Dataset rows
___

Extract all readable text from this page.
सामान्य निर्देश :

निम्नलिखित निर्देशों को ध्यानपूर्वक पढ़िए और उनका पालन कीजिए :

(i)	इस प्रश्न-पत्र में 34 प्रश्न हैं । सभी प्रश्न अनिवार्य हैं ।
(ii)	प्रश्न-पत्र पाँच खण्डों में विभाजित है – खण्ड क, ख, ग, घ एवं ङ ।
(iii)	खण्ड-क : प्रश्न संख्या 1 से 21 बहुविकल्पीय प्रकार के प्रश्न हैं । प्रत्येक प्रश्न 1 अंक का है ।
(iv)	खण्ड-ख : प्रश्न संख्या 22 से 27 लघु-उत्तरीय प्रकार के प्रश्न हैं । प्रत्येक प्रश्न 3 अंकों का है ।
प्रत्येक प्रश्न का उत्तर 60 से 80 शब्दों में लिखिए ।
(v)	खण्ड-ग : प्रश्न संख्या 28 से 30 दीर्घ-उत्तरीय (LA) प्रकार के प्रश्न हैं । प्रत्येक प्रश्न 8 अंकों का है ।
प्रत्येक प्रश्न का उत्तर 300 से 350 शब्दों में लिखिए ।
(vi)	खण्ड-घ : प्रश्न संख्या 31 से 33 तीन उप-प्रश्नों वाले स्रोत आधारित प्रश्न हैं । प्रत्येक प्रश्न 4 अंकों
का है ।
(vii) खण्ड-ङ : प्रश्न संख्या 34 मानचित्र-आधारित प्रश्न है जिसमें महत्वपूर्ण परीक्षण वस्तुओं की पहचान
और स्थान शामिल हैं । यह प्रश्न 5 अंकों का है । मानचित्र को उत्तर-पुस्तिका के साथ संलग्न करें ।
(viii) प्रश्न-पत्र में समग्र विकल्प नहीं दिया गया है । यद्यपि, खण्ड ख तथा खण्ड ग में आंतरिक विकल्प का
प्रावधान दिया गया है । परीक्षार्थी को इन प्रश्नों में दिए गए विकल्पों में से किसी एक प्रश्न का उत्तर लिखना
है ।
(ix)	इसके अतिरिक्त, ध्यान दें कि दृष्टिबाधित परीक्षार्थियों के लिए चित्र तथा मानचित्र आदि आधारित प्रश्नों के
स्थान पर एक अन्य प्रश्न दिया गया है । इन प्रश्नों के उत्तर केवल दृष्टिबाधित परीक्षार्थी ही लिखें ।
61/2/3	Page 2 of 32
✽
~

___

* SET PROBLEM: Reproduce all the data word for word.

* SOLUTION FOR THIS PROBLEM:
Extract all readable text from this page.
सामान्य निर्देश :

निम्नलिखित निर्देशों को ध्यानपूर्वक पढ़िए और उनका पालन कीजिए :

(i)	इस प्रश्न-पत्र में 34 प्रश्न हैं । सभी प्रश्न अनिवार्य हैं ।
(ii)	प्रश्न-पत्र पाँच खण्डों में विभाजित है – खण्ड क, ख, ग, घ एवं ङ ।
(iii)	खण्ड-क : प्रश्न संख्या 1 से 21 बहुविकल्पीय प्रकार के प्रश्न हैं । प्रत्येक प्रश्न 1 अंक का है ।
(iv)	खण्ड-ख : प्रश्न संख्या 22 से 27 लघु-उत्तरीय प्रकार के प्रश्न हैं । प्रत्येक प्रश्न 3 अंकों का है ।
प्रत्येक प्रश्न का उत्तर 60 से 80 शब्दों में लिखिए ।
(v)	खण्ड-ग : प्रश्न संख्या 28 से 30 दीर्घ-उत्तरीय (LA) प्रकार के प्रश्न हैं । प्रत्येक प्रश्न 8 अंकों का है ।
प्रत्येक प्रश्न का उत्तर 300 से 350 शब्दों में लिखिए ।
(vi)	खण्ड-घ : प्रश्न संख्या 31 से 33 तीन उप-प्रश्नों वाले स्रोत आधारित प्रश्न हैं । प्रत्येक प्रश्न 4 अंकों
का है ।
(vii) खण्ड-ङ : प्रश्न संख्या 34 मानचित्र-आधारित प्रश्न है जिसमें महत्वपूर्ण परीक्षण वस्तुओं की पहचान
और स्थान शामिल हैं । यह प्रश्न 5 अंकों का है । मानचित्र को उत्तर-पुस्तिका के साथ संलग्न करें ।
(viii) प्रश्न-पत्र में समग्र विकल्प नहीं दिया गया है । यद्यपि, खण्ड ख तथा खण्ड ग में आंतरिक विकल्प का
प्रावधान दिया गया है । परीक्षार्थी को इन प्रश्नों में दिए गए विकल्पों में से किसी एक प्रश्न का उत्तर लिखना
है ।
(ix)	इसके अतिरिक्त, ध्यान दें कि दृष्टिबाधित परीक्षार्थियों के लिए चित्र तथा मानचित्र आदि आधारित प्रश्नों के
स्थान पर एक अन्य प्रश्न दिया गया है । इन प्रश्नों के उत्तर केवल दृष्टिबाधित परीक्षार्थी ही लिखें ।
61/2/3	Page 2 of 32
✽
~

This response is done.